**GIVEN ENTRIES**
------------------------------------------------
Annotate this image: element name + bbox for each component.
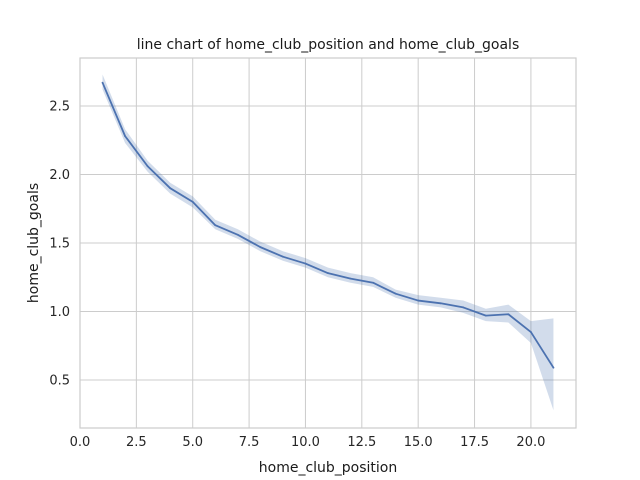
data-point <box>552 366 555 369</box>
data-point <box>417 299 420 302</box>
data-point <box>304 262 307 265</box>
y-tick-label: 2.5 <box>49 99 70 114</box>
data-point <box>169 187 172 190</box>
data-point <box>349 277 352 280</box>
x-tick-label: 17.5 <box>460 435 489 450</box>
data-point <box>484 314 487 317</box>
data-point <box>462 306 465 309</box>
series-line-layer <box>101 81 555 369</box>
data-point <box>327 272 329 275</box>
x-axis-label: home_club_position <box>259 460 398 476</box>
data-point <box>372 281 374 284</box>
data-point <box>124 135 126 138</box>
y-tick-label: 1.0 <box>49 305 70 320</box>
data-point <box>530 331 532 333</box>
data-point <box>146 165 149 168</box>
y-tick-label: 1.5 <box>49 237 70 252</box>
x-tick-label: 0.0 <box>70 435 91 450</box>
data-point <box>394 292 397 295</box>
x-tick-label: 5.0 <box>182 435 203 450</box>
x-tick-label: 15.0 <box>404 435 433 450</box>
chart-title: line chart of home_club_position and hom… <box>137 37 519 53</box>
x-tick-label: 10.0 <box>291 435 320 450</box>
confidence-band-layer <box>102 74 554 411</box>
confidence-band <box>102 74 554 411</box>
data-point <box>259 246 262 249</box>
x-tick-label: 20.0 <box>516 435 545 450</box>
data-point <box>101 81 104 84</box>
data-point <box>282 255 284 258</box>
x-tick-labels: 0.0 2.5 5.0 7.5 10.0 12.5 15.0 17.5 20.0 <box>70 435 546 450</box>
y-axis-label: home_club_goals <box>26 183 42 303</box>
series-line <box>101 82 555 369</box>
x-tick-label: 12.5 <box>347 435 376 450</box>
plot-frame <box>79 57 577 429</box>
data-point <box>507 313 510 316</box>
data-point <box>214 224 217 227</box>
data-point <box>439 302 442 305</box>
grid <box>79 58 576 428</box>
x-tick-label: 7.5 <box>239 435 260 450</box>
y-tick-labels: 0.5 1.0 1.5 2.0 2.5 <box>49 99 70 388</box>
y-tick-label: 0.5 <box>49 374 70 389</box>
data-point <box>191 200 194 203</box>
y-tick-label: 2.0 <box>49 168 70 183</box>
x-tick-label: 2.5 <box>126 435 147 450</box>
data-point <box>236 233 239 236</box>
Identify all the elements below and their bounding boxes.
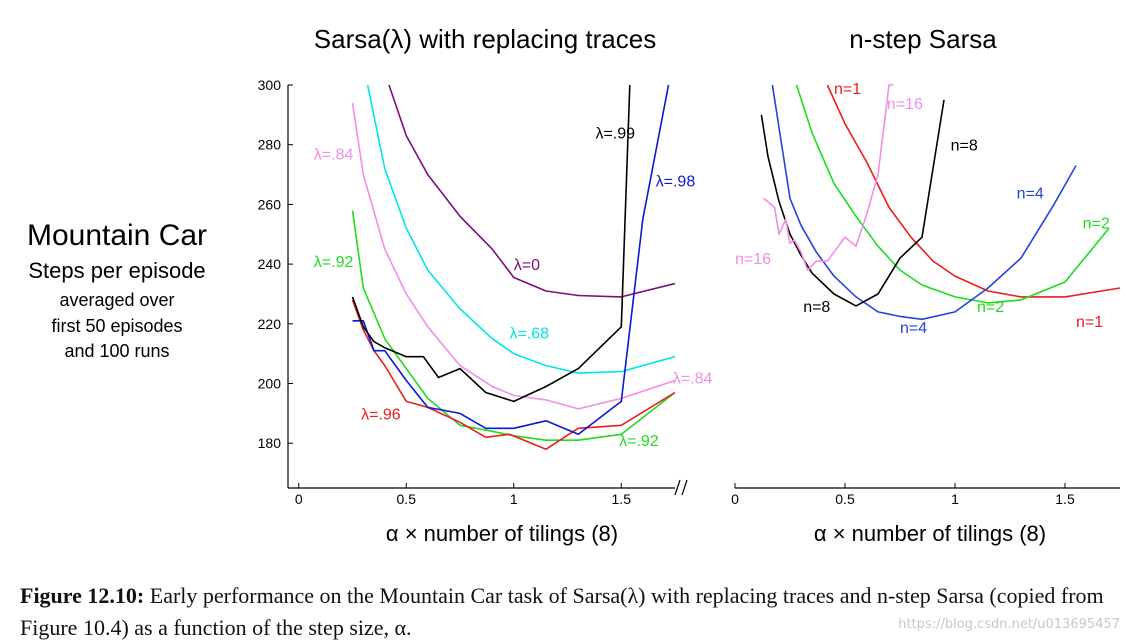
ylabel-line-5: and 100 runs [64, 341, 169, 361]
------------------------------------------------
**EXERCISE OBJECTIVE**
Copy every line of the entries above word for word, and leave out the pictures.

**OUTPUT OF THE EXERCISE**
Annotate this image: element name + bbox for each component.
data-point <box>552 366 555 369</box>
data-point <box>417 299 420 302</box>
data-point <box>304 262 307 265</box>
y-tick-label: 2.5 <box>49 99 70 114</box>
data-point <box>169 187 172 190</box>
data-point <box>349 277 352 280</box>
x-tick-label: 17.5 <box>460 435 489 450</box>
data-point <box>484 314 487 317</box>
data-point <box>462 306 465 309</box>
series-line-layer <box>101 81 555 369</box>
data-point <box>327 272 329 275</box>
x-axis-label: home_club_position <box>259 460 398 476</box>
data-point <box>372 281 374 284</box>
data-point <box>124 135 126 138</box>
y-tick-label: 1.0 <box>49 305 70 320</box>
data-point <box>530 331 532 333</box>
data-point <box>146 165 149 168</box>
y-tick-label: 1.5 <box>49 237 70 252</box>
x-tick-label: 0.0 <box>70 435 91 450</box>
data-point <box>394 292 397 295</box>
x-tick-label: 5.0 <box>182 435 203 450</box>
x-tick-label: 15.0 <box>404 435 433 450</box>
chart-title: line chart of home_club_position and hom… <box>137 37 519 53</box>
x-tick-label: 10.0 <box>291 435 320 450</box>
confidence-band-layer <box>102 74 554 411</box>
confidence-band <box>102 74 554 411</box>
data-point <box>259 246 262 249</box>
x-tick-label: 20.0 <box>516 435 545 450</box>
data-point <box>101 81 104 84</box>
data-point <box>282 255 284 258</box>
x-tick-labels: 0.0 2.5 5.0 7.5 10.0 12.5 15.0 17.5 20.0 <box>70 435 546 450</box>
y-axis-label: home_club_goals <box>26 183 42 303</box>
series-line <box>101 82 555 369</box>
x-tick-label: 12.5 <box>347 435 376 450</box>
plot-frame <box>79 57 577 429</box>
data-point <box>507 313 510 316</box>
data-point <box>214 224 217 227</box>
data-point <box>439 302 442 305</box>
grid <box>79 58 576 428</box>
x-tick-label: 7.5 <box>239 435 260 450</box>
y-tick-labels: 0.5 1.0 1.5 2.0 2.5 <box>49 99 70 388</box>
y-tick-label: 0.5 <box>49 374 70 389</box>
data-point <box>191 200 194 203</box>
y-tick-label: 2.0 <box>49 168 70 183</box>
x-tick-label: 2.5 <box>126 435 147 450</box>
data-point <box>236 233 239 236</box>
Identify all the elements below and their bounding boxes.
ylabel-line-5: and 100 runs [64, 341, 169, 361]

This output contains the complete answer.